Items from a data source
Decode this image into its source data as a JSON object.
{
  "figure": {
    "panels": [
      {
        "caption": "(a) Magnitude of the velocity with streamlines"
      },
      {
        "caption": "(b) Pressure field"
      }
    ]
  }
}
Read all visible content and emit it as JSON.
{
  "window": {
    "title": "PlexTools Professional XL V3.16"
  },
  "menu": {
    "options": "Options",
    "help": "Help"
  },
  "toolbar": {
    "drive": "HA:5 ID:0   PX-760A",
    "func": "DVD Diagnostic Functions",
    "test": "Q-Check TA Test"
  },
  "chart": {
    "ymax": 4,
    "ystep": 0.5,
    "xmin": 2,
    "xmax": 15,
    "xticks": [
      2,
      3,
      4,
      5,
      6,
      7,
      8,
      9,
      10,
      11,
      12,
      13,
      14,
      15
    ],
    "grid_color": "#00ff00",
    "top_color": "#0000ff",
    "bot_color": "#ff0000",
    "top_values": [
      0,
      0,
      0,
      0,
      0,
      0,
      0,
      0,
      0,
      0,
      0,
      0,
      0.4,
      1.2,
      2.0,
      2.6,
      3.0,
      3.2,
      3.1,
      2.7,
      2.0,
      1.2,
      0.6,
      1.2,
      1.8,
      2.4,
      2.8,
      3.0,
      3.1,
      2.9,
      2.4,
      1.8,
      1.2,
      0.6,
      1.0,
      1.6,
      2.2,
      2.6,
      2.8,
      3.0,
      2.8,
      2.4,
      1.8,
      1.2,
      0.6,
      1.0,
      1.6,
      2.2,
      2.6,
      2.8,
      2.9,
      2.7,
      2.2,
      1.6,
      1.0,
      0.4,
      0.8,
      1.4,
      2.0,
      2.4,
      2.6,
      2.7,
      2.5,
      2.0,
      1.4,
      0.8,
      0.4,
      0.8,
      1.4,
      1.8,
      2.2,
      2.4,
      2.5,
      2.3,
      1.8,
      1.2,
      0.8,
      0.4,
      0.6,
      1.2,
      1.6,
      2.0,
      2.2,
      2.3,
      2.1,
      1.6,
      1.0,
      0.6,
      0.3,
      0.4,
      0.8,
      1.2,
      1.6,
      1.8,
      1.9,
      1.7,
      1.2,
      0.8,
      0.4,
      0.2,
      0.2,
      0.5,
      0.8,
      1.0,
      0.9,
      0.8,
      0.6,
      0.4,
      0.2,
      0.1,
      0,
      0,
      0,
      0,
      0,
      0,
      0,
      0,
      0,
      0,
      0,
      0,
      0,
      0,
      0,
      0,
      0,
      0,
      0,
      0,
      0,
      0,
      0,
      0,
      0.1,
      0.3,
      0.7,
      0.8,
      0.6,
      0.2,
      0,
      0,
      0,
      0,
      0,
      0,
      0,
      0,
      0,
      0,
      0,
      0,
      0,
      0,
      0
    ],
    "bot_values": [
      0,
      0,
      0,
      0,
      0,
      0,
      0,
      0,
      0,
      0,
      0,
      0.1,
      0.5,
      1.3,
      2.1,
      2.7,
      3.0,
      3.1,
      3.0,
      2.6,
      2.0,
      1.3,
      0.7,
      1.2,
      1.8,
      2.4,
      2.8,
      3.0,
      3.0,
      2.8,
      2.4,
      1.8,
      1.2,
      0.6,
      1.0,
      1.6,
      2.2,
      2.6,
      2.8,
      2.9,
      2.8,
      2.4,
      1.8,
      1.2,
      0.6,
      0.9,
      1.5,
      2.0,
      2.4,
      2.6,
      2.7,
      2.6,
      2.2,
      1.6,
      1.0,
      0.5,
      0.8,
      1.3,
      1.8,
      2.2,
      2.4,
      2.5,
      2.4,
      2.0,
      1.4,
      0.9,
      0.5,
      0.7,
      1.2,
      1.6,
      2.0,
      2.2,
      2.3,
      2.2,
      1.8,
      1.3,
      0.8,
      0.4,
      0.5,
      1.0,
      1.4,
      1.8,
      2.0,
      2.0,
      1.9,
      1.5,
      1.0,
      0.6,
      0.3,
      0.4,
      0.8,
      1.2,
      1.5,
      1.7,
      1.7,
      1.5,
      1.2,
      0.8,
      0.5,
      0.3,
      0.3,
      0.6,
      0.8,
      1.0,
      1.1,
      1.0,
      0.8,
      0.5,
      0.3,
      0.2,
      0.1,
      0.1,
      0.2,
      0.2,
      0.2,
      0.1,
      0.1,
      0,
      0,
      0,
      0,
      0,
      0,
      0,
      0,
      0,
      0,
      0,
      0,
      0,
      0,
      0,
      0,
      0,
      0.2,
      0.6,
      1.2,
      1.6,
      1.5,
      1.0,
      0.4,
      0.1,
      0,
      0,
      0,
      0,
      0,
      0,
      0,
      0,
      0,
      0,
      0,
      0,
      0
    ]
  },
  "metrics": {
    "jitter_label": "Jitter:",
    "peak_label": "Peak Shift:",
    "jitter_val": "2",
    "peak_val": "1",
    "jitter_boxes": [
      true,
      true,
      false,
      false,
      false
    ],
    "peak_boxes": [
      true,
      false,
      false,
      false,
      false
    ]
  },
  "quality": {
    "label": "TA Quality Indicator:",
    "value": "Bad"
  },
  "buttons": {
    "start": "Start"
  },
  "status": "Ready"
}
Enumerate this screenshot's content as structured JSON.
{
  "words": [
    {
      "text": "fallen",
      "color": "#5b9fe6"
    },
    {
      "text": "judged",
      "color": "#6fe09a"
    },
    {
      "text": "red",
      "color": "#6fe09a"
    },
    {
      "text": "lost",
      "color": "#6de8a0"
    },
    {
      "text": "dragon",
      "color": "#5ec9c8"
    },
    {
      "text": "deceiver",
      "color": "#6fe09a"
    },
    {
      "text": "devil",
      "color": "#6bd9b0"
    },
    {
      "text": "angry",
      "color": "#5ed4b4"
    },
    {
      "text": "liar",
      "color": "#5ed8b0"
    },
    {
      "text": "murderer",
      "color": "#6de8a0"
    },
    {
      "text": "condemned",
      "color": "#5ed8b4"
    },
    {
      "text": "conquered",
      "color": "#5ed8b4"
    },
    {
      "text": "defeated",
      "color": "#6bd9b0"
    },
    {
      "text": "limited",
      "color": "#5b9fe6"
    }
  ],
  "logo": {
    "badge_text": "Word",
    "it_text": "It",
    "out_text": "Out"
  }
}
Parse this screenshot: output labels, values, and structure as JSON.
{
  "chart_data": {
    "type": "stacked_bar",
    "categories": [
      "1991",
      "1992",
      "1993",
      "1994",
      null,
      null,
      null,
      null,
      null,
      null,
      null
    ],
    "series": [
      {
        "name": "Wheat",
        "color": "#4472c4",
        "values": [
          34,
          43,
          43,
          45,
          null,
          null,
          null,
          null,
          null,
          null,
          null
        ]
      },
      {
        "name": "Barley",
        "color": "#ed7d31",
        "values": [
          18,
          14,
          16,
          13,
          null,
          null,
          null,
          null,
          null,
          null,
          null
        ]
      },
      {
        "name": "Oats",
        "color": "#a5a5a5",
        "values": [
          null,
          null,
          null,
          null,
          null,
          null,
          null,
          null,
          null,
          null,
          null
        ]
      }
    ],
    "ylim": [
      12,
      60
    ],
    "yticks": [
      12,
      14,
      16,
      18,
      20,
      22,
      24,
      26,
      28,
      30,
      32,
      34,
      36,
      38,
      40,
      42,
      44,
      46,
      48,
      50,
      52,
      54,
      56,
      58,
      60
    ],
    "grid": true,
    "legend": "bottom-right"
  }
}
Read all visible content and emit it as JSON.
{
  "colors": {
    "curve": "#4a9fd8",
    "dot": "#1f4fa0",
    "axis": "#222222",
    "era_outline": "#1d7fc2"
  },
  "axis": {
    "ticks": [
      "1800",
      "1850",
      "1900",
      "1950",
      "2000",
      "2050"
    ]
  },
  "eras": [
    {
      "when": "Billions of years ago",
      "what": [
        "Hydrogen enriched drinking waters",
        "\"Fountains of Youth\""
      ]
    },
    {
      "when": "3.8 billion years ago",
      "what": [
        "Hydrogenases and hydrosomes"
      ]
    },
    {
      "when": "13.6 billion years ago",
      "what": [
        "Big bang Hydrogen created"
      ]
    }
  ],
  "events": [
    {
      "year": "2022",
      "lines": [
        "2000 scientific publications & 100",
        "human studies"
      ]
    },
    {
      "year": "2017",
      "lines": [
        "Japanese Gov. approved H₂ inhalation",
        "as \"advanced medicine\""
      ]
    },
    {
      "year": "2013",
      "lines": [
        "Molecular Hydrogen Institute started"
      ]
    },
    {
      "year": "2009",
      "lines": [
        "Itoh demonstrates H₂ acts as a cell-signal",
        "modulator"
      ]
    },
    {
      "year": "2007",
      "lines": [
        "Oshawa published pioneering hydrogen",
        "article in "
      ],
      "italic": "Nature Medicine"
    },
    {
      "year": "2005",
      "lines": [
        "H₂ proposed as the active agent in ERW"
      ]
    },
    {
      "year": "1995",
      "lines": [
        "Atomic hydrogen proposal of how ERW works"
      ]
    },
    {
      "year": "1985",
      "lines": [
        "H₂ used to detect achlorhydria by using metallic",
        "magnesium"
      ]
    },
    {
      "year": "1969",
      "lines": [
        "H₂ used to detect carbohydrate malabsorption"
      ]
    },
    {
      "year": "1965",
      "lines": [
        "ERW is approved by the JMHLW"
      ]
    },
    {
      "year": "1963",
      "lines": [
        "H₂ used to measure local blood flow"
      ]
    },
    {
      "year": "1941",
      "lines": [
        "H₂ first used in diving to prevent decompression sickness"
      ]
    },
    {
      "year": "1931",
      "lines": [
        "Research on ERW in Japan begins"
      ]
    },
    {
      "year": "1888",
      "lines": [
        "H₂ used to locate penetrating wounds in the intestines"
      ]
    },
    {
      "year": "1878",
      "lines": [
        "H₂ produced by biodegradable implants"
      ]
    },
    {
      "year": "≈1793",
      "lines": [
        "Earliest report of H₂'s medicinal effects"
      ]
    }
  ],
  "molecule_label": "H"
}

TASK BRIEF
Copy all lines from the material that hold "JSON".

WRITTEN SOLUTION
Decode this image into its source data as a JSON object.
Read all visible content and emit it as JSON.
Enumerate this screenshot's content as structured JSON.
Parse this screenshot: output labels, values, and structure as JSON.
Read all visible content and emit it as JSON.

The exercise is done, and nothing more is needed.